▶ **Exercise details**: Transcribe every line exactly. Leave the pictures behind.

**** Data to use ****

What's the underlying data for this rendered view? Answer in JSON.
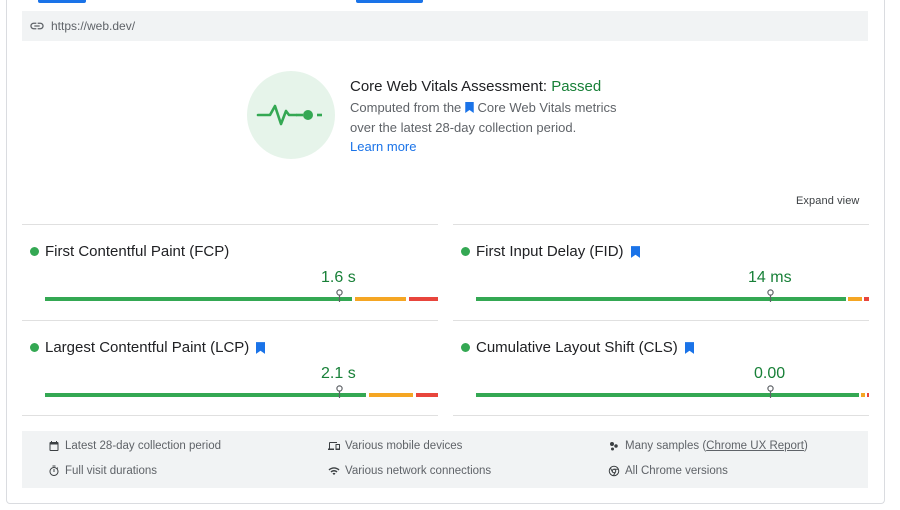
{
  "url": "https://web.dev/",
  "assessment": {
    "title": "Core Web Vitals Assessment: ",
    "status": "Passed",
    "desc_part1": "Computed from the",
    "desc_part2": "Core Web Vitals metrics",
    "desc_line2": "over the latest 28-day collection period.",
    "learn_more": "Learn more"
  },
  "expand_view": "Expand view",
  "metrics": [
    {
      "name": "First Contentful Paint (FCP)",
      "value": "1.6 s",
      "core": false,
      "position_fraction": 0.75
    },
    {
      "name": "First Input Delay (FID)",
      "value": "14 ms",
      "core": true,
      "position_fraction": 0.75
    },
    {
      "name": "Largest Contentful Paint (LCP)",
      "value": "2.1 s",
      "core": true,
      "position_fraction": 0.75
    },
    {
      "name": "Cumulative Layout Shift (CLS)",
      "value": "0.00",
      "core": true,
      "position_fraction": 0.75
    }
  ],
  "footer": {
    "period": "Latest 28-day collection period",
    "devices": "Various mobile devices",
    "samples_prefix": "Many samples (",
    "samples_link": "Chrome UX Report",
    "samples_suffix": ")",
    "durations": "Full visit durations",
    "network": "Various network connections",
    "versions": "All Chrome versions"
  },
  "colors": {
    "good": "#34a853",
    "needs_improvement": "#f5a623",
    "poor": "#e8453c",
    "link": "#1a73e8"
  }
}
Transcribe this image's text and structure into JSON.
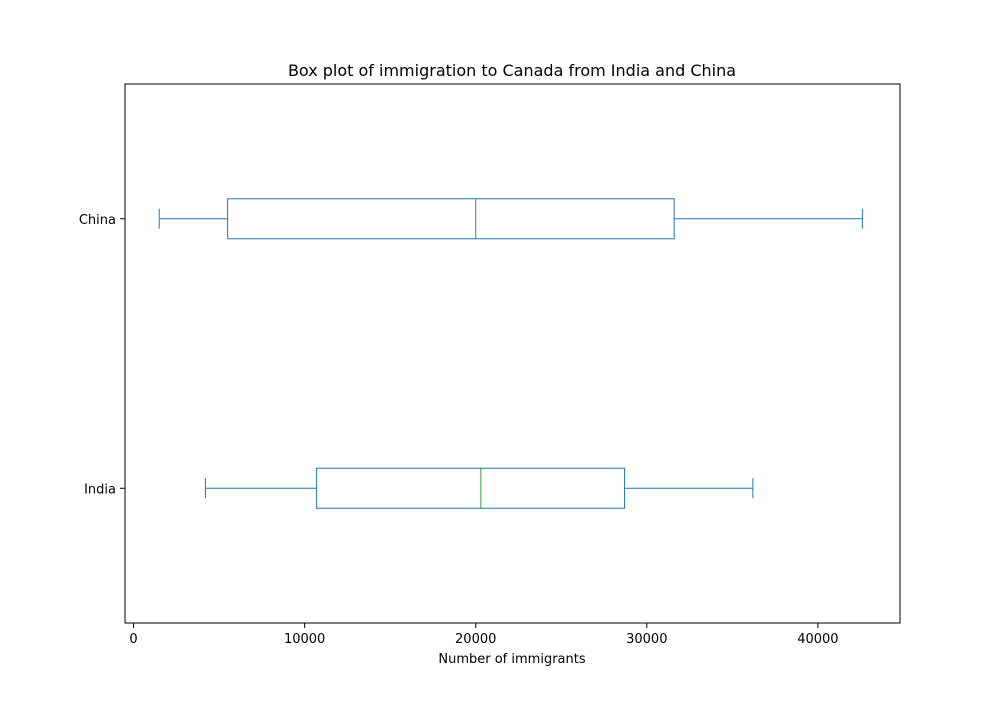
{
  "chart_data": {
    "type": "box",
    "orientation": "horizontal",
    "title": "Box plot of immigration to Canada from India and China",
    "xlabel": "Number of immigrants",
    "ylabel": "",
    "xlim": [
      -500,
      44800
    ],
    "xticks": [
      0,
      10000,
      20000,
      30000,
      40000
    ],
    "grid": false,
    "categories": [
      "India",
      "China"
    ],
    "boxes": [
      {
        "category": "India",
        "whisker_low": 4200,
        "q1": 10700,
        "median": 20300,
        "q3": 28700,
        "whisker_high": 36200
      },
      {
        "category": "China",
        "whisker_low": 1500,
        "q1": 5500,
        "median": 20000,
        "q3": 31600,
        "whisker_high": 42600
      }
    ],
    "colors": {
      "box": "#1f77b4",
      "median": "#2ca02c",
      "axes": "#000000"
    }
  }
}
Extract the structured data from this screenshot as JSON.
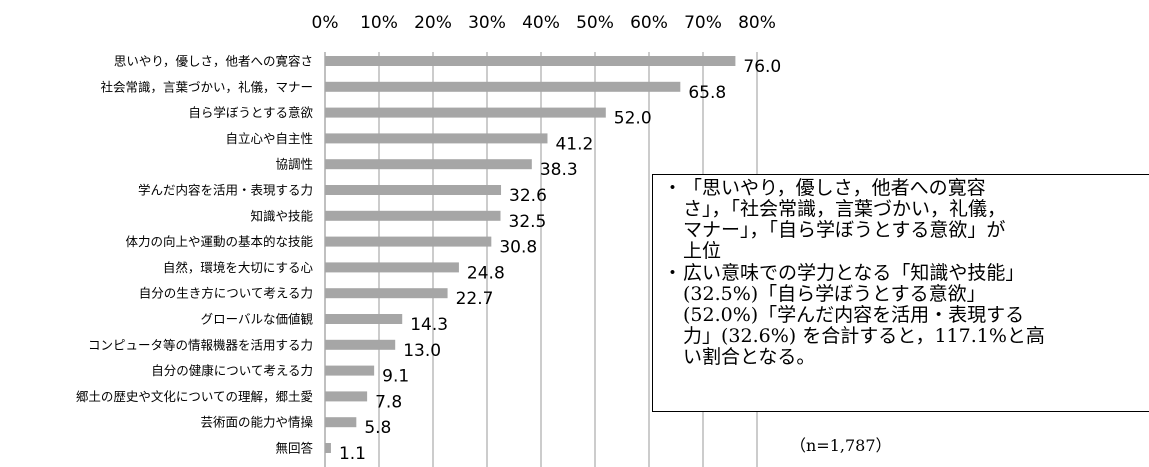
{
  "chart_data": {
    "type": "bar",
    "orientation": "horizontal",
    "categories": [
      "思いやり，優しさ，他者への寛容さ",
      "社会常識，言葉づかい，礼儀，マナー",
      "自ら学ぼうとする意欲",
      "自立心や自主性",
      "協調性",
      "学んだ内容を活用・表現する力",
      "知識や技能",
      "体力の向上や運動の基本的な技能",
      "自然，環境を大切にする心",
      "自分の生き方について考える力",
      "グローバルな価値観",
      "コンピュータ等の情報機器を活用する力",
      "自分の健康について考える力",
      "郷土の歴史や文化についての理解，郷土愛",
      "芸術面の能力や情操",
      "無回答"
    ],
    "values": [
      76.0,
      65.8,
      52.0,
      41.2,
      38.3,
      32.6,
      32.5,
      30.8,
      24.8,
      22.7,
      14.3,
      13.0,
      9.1,
      7.8,
      5.8,
      1.1
    ],
    "value_labels": [
      "76.0",
      "65.8",
      "52.0",
      "41.2",
      "38.3",
      "32.6",
      "32.5",
      "30.8",
      "24.8",
      "22.7",
      "14.3",
      "13.0",
      "9.1",
      "7.8",
      "5.8",
      "1.1"
    ],
    "xlim": [
      0,
      80
    ],
    "x_ticks": [
      "0%",
      "10%",
      "20%",
      "30%",
      "40%",
      "50%",
      "60%",
      "70%",
      "80%"
    ],
    "x_axis_position": "top",
    "grid": true,
    "bar_color": "#a6a6a6",
    "grid_color": "#999999",
    "title": "",
    "xlabel": "",
    "ylabel": ""
  },
  "note": {
    "items": [
      {
        "bullet": "・",
        "lines": [
          "「思いやり，優しさ，他者への寛容",
          "さ」，「社会常識，言葉づかい，礼儀，",
          "マナー」，「自ら学ぼうとする意欲」が",
          "上位"
        ]
      },
      {
        "bullet": "・",
        "lines": [
          "広い意味での学力となる「知識や技能」",
          "(32.5%)「自ら学ぼうとする意欲」",
          "(52.0%)「学んだ内容を活用・表現する",
          "力」(32.6%) を合計すると，117.1%と高",
          "い割合となる。"
        ]
      }
    ]
  },
  "sample_size": "（n=1,787）"
}
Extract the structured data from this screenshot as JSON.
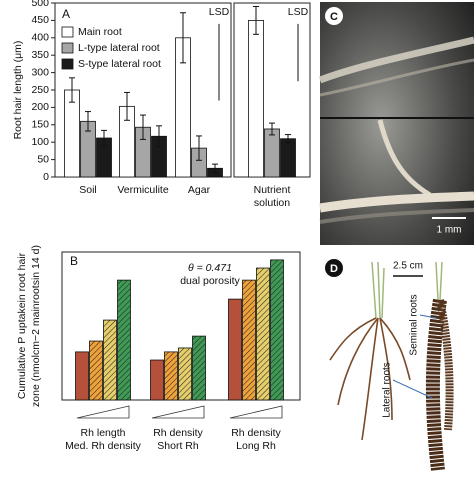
{
  "chart_data": [
    {
      "type": "bar",
      "label": "A",
      "ylabel": "Root hair length (μm)",
      "categories": [
        [
          "Soil"
        ],
        [
          "Vermiculite"
        ],
        [
          "Agar"
        ],
        [
          "Nutrient",
          "solution"
        ]
      ],
      "series": [
        {
          "name": "Main root",
          "color": "#ffffff",
          "values": [
            250,
            203,
            400,
            450
          ],
          "errors": [
            35,
            40,
            72,
            40
          ]
        },
        {
          "name": "L-type lateral root",
          "color": "#a6a6a6",
          "values": [
            160,
            143,
            83,
            138
          ],
          "errors": [
            28,
            35,
            35,
            17
          ]
        },
        {
          "name": "S-type lateral root",
          "color": "#1a1a1a",
          "values": [
            112,
            117,
            25,
            110
          ],
          "errors": [
            22,
            30,
            12,
            12
          ]
        }
      ],
      "ylim": [
        0,
        500
      ],
      "yticks": [
        0,
        50,
        100,
        150,
        200,
        250,
        300,
        350,
        400,
        450,
        500
      ],
      "legend": "upper left",
      "annotations": [
        {
          "text": "LSD",
          "range": [
            440,
            220
          ]
        },
        {
          "text": "LSD",
          "range": [
            440,
            275
          ]
        }
      ]
    },
    {
      "type": "bar",
      "label": "B",
      "ylabel": [
        "Cumulative P uptakein root hair",
        "zone (nmolcm−2 mainrootsin 14 d)"
      ],
      "categories": [
        [
          "Rh length",
          "Med. Rh density"
        ],
        [
          "Rh density",
          "Short Rh"
        ],
        [
          "Rh density",
          "Long Rh"
        ]
      ],
      "series": [
        {
          "color": "#b5513a",
          "hatch": false,
          "values": [
            19.5,
            16.2,
            40.9
          ]
        },
        {
          "color": "#f0a23a",
          "hatch": true,
          "values": [
            23.9,
            19.5,
            48.6
          ]
        },
        {
          "color": "#e6cf6a",
          "hatch": true,
          "values": [
            32.4,
            21.1,
            53.5
          ]
        },
        {
          "color": "#3f9a55",
          "hatch": true,
          "values": [
            48.6,
            25.9,
            56.8
          ]
        }
      ],
      "ylim": [
        0,
        60
      ],
      "notes": [
        "θ = 0.471",
        "dual porosity"
      ]
    }
  ],
  "photo_c": {
    "label": "C",
    "scale": "1 mm"
  },
  "photo_d": {
    "label": "D",
    "scale": "2.5 cm",
    "annotations": [
      "Seminal roots",
      "Lateral roots"
    ]
  }
}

****

▶ **Correct output**:
What's the underlying data for this rendered view? Answer in JSON.
{
  "url": "https://web.dev/",
  "assessment": {
    "title": "Core Web Vitals Assessment: ",
    "status": "Passed",
    "desc_part1": "Computed from the",
    "desc_part2": "Core Web Vitals metrics",
    "desc_line2": "over the latest 28-day collection period.",
    "learn_more": "Learn more"
  },
  "expand_view": "Expand view",
  "metrics": [
    {
      "name": "First Contentful Paint (FCP)",
      "value": "1.6 s",
      "core": false,
      "position_fraction": 0.75
    },
    {
      "name": "First Input Delay (FID)",
      "value": "14 ms",
      "core": true,
      "position_fraction": 0.75
    },
    {
      "name": "Largest Contentful Paint (LCP)",
      "value": "2.1 s",
      "core": true,
      "position_fraction": 0.75
    },
    {
      "name": "Cumulative Layout Shift (CLS)",
      "value": "0.00",
      "core": true,
      "position_fraction": 0.75
    }
  ],
  "footer": {
    "period": "Latest 28-day collection period",
    "devices": "Various mobile devices",
    "samples_prefix": "Many samples (",
    "samples_link": "Chrome UX Report",
    "samples_suffix": ")",
    "durations": "Full visit durations",
    "network": "Various network connections",
    "versions": "All Chrome versions"
  },
  "colors": {
    "good": "#34a853",
    "needs_improvement": "#f5a623",
    "poor": "#e8453c",
    "link": "#1a73e8"
  }
}
Transcribe this image's text and structure into JSON.
{
  "chart_data": {
    "type": "box",
    "orientation": "horizontal",
    "title": "Box plot of immigration to Canada from India and China",
    "xlabel": "Number of immigrants",
    "ylabel": "",
    "xlim": [
      -500,
      44800
    ],
    "xticks": [
      0,
      10000,
      20000,
      30000,
      40000
    ],
    "grid": false,
    "categories": [
      "India",
      "China"
    ],
    "boxes": [
      {
        "category": "India",
        "whisker_low": 4200,
        "q1": 10700,
        "median": 20300,
        "q3": 28700,
        "whisker_high": 36200
      },
      {
        "category": "China",
        "whisker_low": 1500,
        "q1": 5500,
        "median": 20000,
        "q3": 31600,
        "whisker_high": 42600
      }
    ],
    "colors": {
      "box": "#1f77b4",
      "median": "#2ca02c",
      "axes": "#000000"
    }
  }
}
Extract the structured data from this screenshot as JSON.
{
  "chart_data": {
    "type": "bar",
    "orientation": "horizontal",
    "categories": [
      "思いやり，優しさ，他者への寛容さ",
      "社会常識，言葉づかい，礼儀，マナー",
      "自ら学ぼうとする意欲",
      "自立心や自主性",
      "協調性",
      "学んだ内容を活用・表現する力",
      "知識や技能",
      "体力の向上や運動の基本的な技能",
      "自然，環境を大切にする心",
      "自分の生き方について考える力",
      "グローバルな価値観",
      "コンピュータ等の情報機器を活用する力",
      "自分の健康について考える力",
      "郷土の歴史や文化についての理解，郷土愛",
      "芸術面の能力や情操",
      "無回答"
    ],
    "values": [
      76.0,
      65.8,
      52.0,
      41.2,
      38.3,
      32.6,
      32.5,
      30.8,
      24.8,
      22.7,
      14.3,
      13.0,
      9.1,
      7.8,
      5.8,
      1.1
    ],
    "value_labels": [
      "76.0",
      "65.8",
      "52.0",
      "41.2",
      "38.3",
      "32.6",
      "32.5",
      "30.8",
      "24.8",
      "22.7",
      "14.3",
      "13.0",
      "9.1",
      "7.8",
      "5.8",
      "1.1"
    ],
    "xlim": [
      0,
      80
    ],
    "x_ticks": [
      "0%",
      "10%",
      "20%",
      "30%",
      "40%",
      "50%",
      "60%",
      "70%",
      "80%"
    ],
    "x_axis_position": "top",
    "grid": true,
    "bar_color": "#a6a6a6",
    "grid_color": "#999999",
    "title": "",
    "xlabel": "",
    "ylabel": ""
  },
  "note": {
    "items": [
      {
        "bullet": "・",
        "lines": [
          "「思いやり，優しさ，他者への寛容",
          "さ」，「社会常識，言葉づかい，礼儀，",
          "マナー」，「自ら学ぼうとする意欲」が",
          "上位"
        ]
      },
      {
        "bullet": "・",
        "lines": [
          "広い意味での学力となる「知識や技能」",
          "(32.5%)「自ら学ぼうとする意欲」",
          "(52.0%)「学んだ内容を活用・表現する",
          "力」(32.6%) を合計すると，117.1%と高",
          "い割合となる。"
        ]
      }
    ]
  },
  "sample_size": "（n=1,787）"
}
Extract the structured data from this screenshot as JSON.
{
  "chart_data": [
    {
      "type": "bar",
      "label": "A",
      "ylabel": "Root hair length (μm)",
      "categories": [
        [
          "Soil"
        ],
        [
          "Vermiculite"
        ],
        [
          "Agar"
        ],
        [
          "Nutrient",
          "solution"
        ]
      ],
      "series": [
        {
          "name": "Main root",
          "color": "#ffffff",
          "values": [
            250,
            203,
            400,
            450
          ],
          "errors": [
            35,
            40,
            72,
            40
          ]
        },
        {
          "name": "L-type lateral root",
          "color": "#a6a6a6",
          "values": [
            160,
            143,
            83,
            138
          ],
          "errors": [
            28,
            35,
            35,
            17
          ]
        },
        {
          "name": "S-type lateral root",
          "color": "#1a1a1a",
          "values": [
            112,
            117,
            25,
            110
          ],
          "errors": [
            22,
            30,
            12,
            12
          ]
        }
      ],
      "ylim": [
        0,
        500
      ],
      "yticks": [
        0,
        50,
        100,
        150,
        200,
        250,
        300,
        350,
        400,
        450,
        500
      ],
      "legend": "upper left",
      "annotations": [
        {
          "text": "LSD",
          "range": [
            440,
            220
          ]
        },
        {
          "text": "LSD",
          "range": [
            440,
            275
          ]
        }
      ]
    },
    {
      "type": "bar",
      "label": "B",
      "ylabel": [
        "Cumulative P uptakein root hair",
        "zone (nmolcm−2 mainrootsin 14 d)"
      ],
      "categories": [
        [
          "Rh length",
          "Med. Rh density"
        ],
        [
          "Rh density",
          "Short Rh"
        ],
        [
          "Rh density",
          "Long Rh"
        ]
      ],
      "series": [
        {
          "color": "#b5513a",
          "hatch": false,
          "values": [
            19.5,
            16.2,
            40.9
          ]
        },
        {
          "color": "#f0a23a",
          "hatch": true,
          "values": [
            23.9,
            19.5,
            48.6
          ]
        },
        {
          "color": "#e6cf6a",
          "hatch": true,
          "values": [
            32.4,
            21.1,
            53.5
          ]
        },
        {
          "color": "#3f9a55",
          "hatch": true,
          "values": [
            48.6,
            25.9,
            56.8
          ]
        }
      ],
      "ylim": [
        0,
        60
      ],
      "notes": [
        "θ = 0.471",
        "dual porosity"
      ]
    }
  ],
  "photo_c": {
    "label": "C",
    "scale": "1 mm"
  },
  "photo_d": {
    "label": "D",
    "scale": "2.5 cm",
    "annotations": [
      "Seminal roots",
      "Lateral roots"
    ]
  }
}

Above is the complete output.